The exercise: Can you output the material exactly as written, minus any pictures it holds?
--- BEGIN ---
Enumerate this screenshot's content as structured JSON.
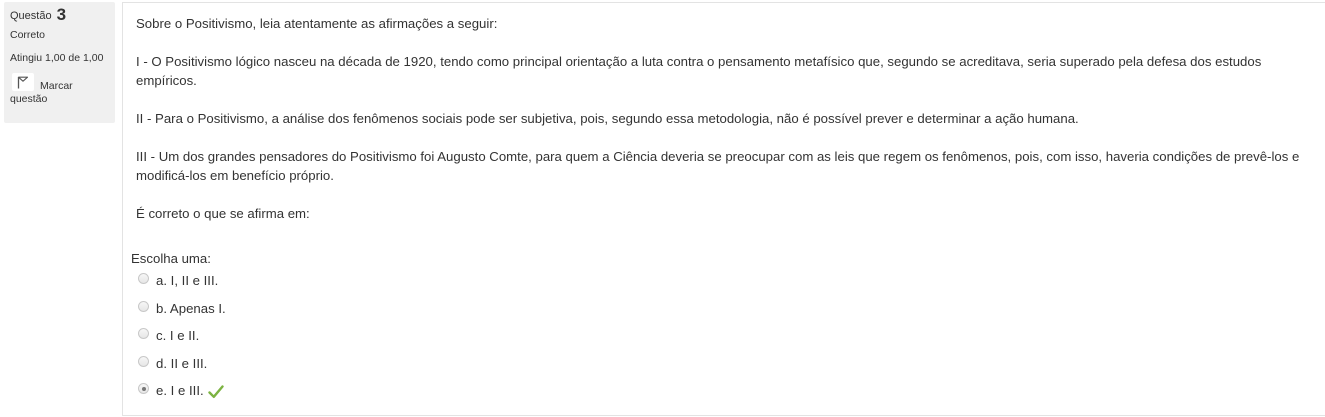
{
  "question_info": {
    "label": "Questão",
    "number": "3",
    "status": "Correto",
    "grade": "Atingiu 1,00 de 1,00",
    "flag_label_line1": "Marcar",
    "flag_label_line2": "questão",
    "flag_icon": "flag-icon"
  },
  "question": {
    "intro": "Sobre o Positivismo, leia atentamente as afirmações a seguir:",
    "statement_1": "I - O Positivismo lógico nasceu na década de 1920, tendo como principal orientação a luta contra o pensamento metafísico que, segundo se acreditava, seria superado pela defesa dos estudos empíricos.",
    "statement_2": "II - Para o Positivismo, a análise dos fenômenos sociais pode ser subjetiva, pois, segundo essa metodologia, não é possível prever e determinar a ação humana.",
    "statement_3": "III - Um dos grandes pensadores do Positivismo foi Augusto Comte, para quem a Ciência deveria se preocupar com as leis que regem os fenômenos, pois, com isso, haveria condições de prevê-los e modificá-los em benefício próprio.",
    "ask": "É correto o que se afirma em:"
  },
  "answer": {
    "prompt": "Escolha uma:",
    "options": [
      {
        "label": "a. I, II e III.",
        "selected": false
      },
      {
        "label": "b. Apenas I.",
        "selected": false
      },
      {
        "label": "c. I e II.",
        "selected": false
      },
      {
        "label": "d. II e III.",
        "selected": false
      },
      {
        "label": "e. I e III.",
        "selected": true
      }
    ],
    "correct_icon": "checkmark-icon",
    "correct_color": "#7cb342"
  }
}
--- END ---
Task answer:
Enumerate this screenshot's content as structured JSON.
{
  "question_info": {
    "label": "Questão",
    "number": "3",
    "status": "Correto",
    "grade": "Atingiu 1,00 de 1,00",
    "flag_label_line1": "Marcar",
    "flag_label_line2": "questão",
    "flag_icon": "flag-icon"
  },
  "question": {
    "intro": "Sobre o Positivismo, leia atentamente as afirmações a seguir:",
    "statement_1": "I - O Positivismo lógico nasceu na década de 1920, tendo como principal orientação a luta contra o pensamento metafísico que, segundo se acreditava, seria superado pela defesa dos estudos empíricos.",
    "statement_2": "II - Para o Positivismo, a análise dos fenômenos sociais pode ser subjetiva, pois, segundo essa metodologia, não é possível prever e determinar a ação humana.",
    "statement_3": "III - Um dos grandes pensadores do Positivismo foi Augusto Comte, para quem a Ciência deveria se preocupar com as leis que regem os fenômenos, pois, com isso, haveria condições de prevê-los e modificá-los em benefício próprio.",
    "ask": "É correto o que se afirma em:"
  },
  "answer": {
    "prompt": "Escolha uma:",
    "options": [
      {
        "label": "a. I, II e III.",
        "selected": false
      },
      {
        "label": "b. Apenas I.",
        "selected": false
      },
      {
        "label": "c. I e II.",
        "selected": false
      },
      {
        "label": "d. II e III.",
        "selected": false
      },
      {
        "label": "e. I e III.",
        "selected": true
      }
    ],
    "correct_icon": "checkmark-icon",
    "correct_color": "#7cb342"
  }
}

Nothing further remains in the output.